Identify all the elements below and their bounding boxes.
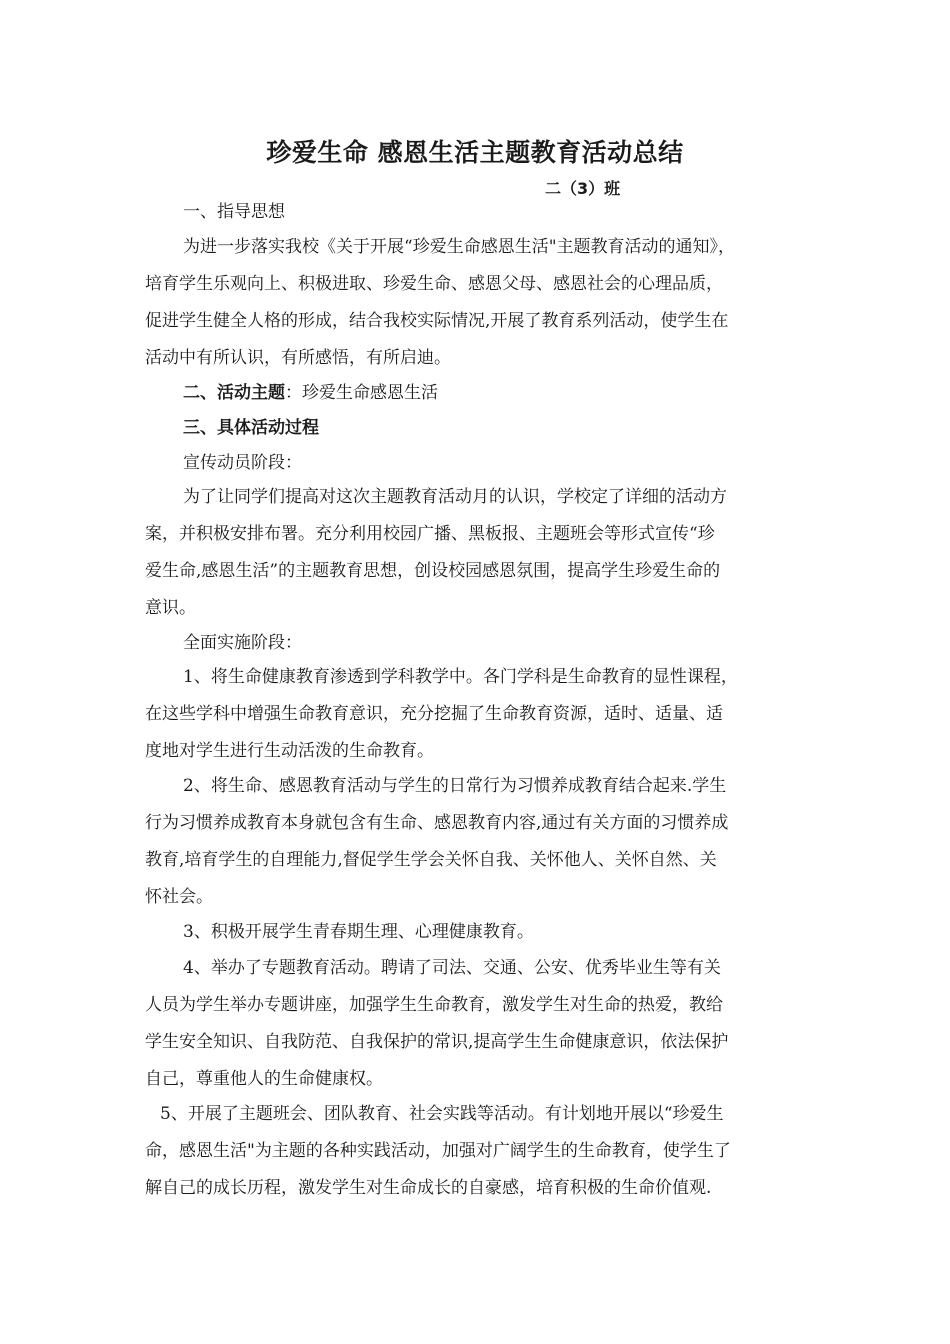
section-heading-activity-theme: 二、活动主题	[183, 383, 285, 403]
list-item-3-line: 3、积极开展学生青春期生理、心理健康教育。	[183, 922, 534, 942]
list-item-4-line: 人员为学生举办专题讲座，加强学生生命教育，激发学生对生命的热爱，教给	[145, 995, 723, 1015]
list-item-5-line: 命，感恩生活"为主题的各种实践活动，加强对广阔学生的生命教育，使学生了	[145, 1141, 731, 1161]
paragraph-line: 活动中有所认识，有所感悟，有所启迪。	[145, 348, 451, 368]
section-heading-activity-process: 三、具体活动过程	[183, 418, 319, 438]
class-label: 二（3）班	[545, 179, 621, 198]
section-activity-theme	[183, 385, 438, 402]
paragraph-line: 为了让同学们提高对这次主题教育活动月的认识，学校定了详细的活动方	[183, 487, 727, 507]
paragraph-line: 促进学生健全人格的形成，结合我校实际情况,开展了教育系列活动，使学生在	[145, 311, 729, 331]
list-item-5-line: 5、开展了主题班会、团队教育、社会实践等活动。有计划地开展以“珍爱生	[160, 1104, 724, 1124]
list-item-2-line: 怀社会。	[145, 887, 213, 907]
list-item-4-line: 学生安全知识、自我防范、自我保护的常识,提高学生生命健康意识，依法保护	[145, 1032, 729, 1052]
paragraph-line: 意识。	[145, 598, 196, 618]
paragraph-line: 培育学生乐观向上、积极进取、珍爱生命、感恩父母、感恩社会的心理品质，	[145, 274, 723, 294]
paragraph-line: 案，并积极安排布署。充分利用校园广播、黑板报、主题班会等形式宣传“珍	[145, 524, 715, 544]
document-title: 珍爱生命 感恩生活主题教育活动总结	[266, 138, 684, 167]
list-item-4-line: 自己，尊重他人的生命健康权。	[145, 1069, 383, 1089]
list-item-2-line: 行为习惯养成教育本身就包含有生命、感恩教育内容,通过有关方面的习惯养成	[145, 813, 729, 833]
list-item-4-line: 4、举办了专题教育活动。聘请了司法、交通、公安、优秀毕业生等有关	[183, 958, 721, 978]
stage-label-implementation: 全面实施阶段：	[183, 633, 302, 653]
list-item-5-line: 解自己的成长历程，激发学生对生命成长的自豪感，培育积极的生命价值观.	[145, 1178, 712, 1198]
list-item-1-line: 度地对学生进行生动活泼的生命教育。	[145, 741, 434, 761]
list-item-1-line: 1、将生命健康教育渗透到学科教学中。各门学科是生命教育的显性课程，	[183, 667, 738, 687]
list-item-1-line: 在这些学科中增强生命教育意识，充分挖掘了生命教育资源，适时、适量、适	[145, 704, 723, 724]
paragraph-line: 为进一步落实我校《关于开展“珍爱生命感恩生活"主题教育活动的通知》，	[183, 237, 736, 257]
activity-theme-value: 珍爱生命感恩生活	[302, 383, 438, 403]
list-item-2-line: 2、将生命、感恩教育活动与学生的日常行为习惯养成教育结合起来.学生	[183, 776, 727, 796]
list-item-2-line: 教育,培育学生的自理能力,督促学生学会关怀自我、关怀他人、关怀自然、关	[145, 850, 717, 870]
colon: ：	[285, 383, 302, 403]
paragraph-line: 爱生命,感恩生活”的主题教育思想，创设校园感恩氛围，提高学生珍爱生命的	[145, 561, 721, 581]
section-heading-guiding-thought: 一、指导思想	[183, 202, 285, 222]
stage-label-publicity: 宣传动员阶段：	[183, 453, 302, 473]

• _WORK TO COMPLETE_:
Pull out every line of the material above that contains the string "stage".

• _RESPONSE_:
stage-label-implementation: 全面实施阶段：	[183, 633, 302, 653]
stage-label-publicity: 宣传动员阶段：	[183, 453, 302, 473]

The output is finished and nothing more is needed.